[Dataset start]
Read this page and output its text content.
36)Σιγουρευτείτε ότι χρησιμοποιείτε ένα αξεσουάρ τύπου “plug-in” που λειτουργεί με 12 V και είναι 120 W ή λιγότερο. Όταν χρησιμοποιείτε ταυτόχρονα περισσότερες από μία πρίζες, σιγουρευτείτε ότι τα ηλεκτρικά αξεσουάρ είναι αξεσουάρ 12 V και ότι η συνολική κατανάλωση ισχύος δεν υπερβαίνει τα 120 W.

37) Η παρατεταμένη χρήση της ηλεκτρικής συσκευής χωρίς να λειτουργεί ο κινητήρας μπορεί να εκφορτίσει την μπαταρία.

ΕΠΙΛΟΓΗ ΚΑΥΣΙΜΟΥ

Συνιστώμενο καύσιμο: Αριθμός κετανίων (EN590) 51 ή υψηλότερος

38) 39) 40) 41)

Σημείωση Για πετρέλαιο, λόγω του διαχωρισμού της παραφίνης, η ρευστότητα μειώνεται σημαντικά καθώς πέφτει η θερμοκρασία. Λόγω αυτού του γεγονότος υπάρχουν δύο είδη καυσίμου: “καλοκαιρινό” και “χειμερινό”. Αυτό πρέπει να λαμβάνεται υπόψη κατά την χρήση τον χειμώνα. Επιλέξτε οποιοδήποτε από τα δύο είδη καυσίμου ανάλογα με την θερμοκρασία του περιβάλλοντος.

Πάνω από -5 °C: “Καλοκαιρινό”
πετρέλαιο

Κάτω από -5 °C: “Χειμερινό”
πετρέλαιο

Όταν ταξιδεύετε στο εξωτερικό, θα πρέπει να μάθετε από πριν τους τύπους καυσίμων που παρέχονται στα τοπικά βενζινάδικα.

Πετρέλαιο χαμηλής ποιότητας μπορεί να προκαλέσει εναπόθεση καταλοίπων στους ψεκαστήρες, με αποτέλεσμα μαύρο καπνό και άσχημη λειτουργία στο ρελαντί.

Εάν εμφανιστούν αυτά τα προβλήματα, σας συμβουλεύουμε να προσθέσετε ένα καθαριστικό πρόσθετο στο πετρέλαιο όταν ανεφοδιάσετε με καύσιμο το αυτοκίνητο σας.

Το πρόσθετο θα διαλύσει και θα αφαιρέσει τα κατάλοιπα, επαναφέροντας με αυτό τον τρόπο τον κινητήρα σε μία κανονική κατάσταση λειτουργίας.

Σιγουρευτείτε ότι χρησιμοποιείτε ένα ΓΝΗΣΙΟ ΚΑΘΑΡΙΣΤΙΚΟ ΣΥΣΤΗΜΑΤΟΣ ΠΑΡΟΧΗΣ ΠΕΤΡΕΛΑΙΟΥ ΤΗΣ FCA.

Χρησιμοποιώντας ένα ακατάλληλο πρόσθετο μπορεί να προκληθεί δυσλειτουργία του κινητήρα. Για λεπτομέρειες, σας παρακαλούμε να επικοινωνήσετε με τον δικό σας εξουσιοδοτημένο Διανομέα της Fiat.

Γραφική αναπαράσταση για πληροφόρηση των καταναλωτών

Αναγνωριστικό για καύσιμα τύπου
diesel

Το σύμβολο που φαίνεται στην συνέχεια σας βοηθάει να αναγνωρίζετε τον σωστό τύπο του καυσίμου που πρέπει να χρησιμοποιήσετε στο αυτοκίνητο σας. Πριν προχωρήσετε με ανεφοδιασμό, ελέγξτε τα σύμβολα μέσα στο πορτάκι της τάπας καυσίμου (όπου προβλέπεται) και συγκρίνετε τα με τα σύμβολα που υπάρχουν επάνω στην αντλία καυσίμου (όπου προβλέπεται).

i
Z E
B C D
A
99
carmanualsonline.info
[Dataset end]
- Aim -
Pick out the lines above that hold the string "υπάρχουν" and show them.

- Answer to this exercise -
Σημείωση Για πετρέλαιο, λόγω του διαχωρισμού της παραφίνης, η ρευστότητα μειώνεται σημαντικά καθώς πέφτει η θερμοκρασία. Λόγω αυτού του γεγονότος υπάρχουν δύο είδη καυσίμου: “καλοκαιρινό” και “χειμερινό”. Αυτό πρέπει να λαμβάνεται υπόψη κατά την χρήση τον χειμώνα. Επιλέξτε οποιοδήποτε από τα δύο είδη καυσίμου ανάλογα με την θερμοκρασία του περιβάλλοντος.
Το σύμβολο που φαίνεται στην συνέχεια σας βοηθάει να αναγνωρίζετε τον σωστό τύπο του καυσίμου που πρέπει να χρησιμοποιήσετε στο αυτοκίνητο σας. Πριν προχωρήσετε με ανεφοδιασμό, ελέγξτε τα σύμβολα μέσα στο πορτάκι της τάπας καυσίμου (όπου προβλέπεται) και συγκρίνετε τα με τα σύμβολα που υπάρχουν επάνω στην αντλία καυσίμου (όπου προβλέπεται).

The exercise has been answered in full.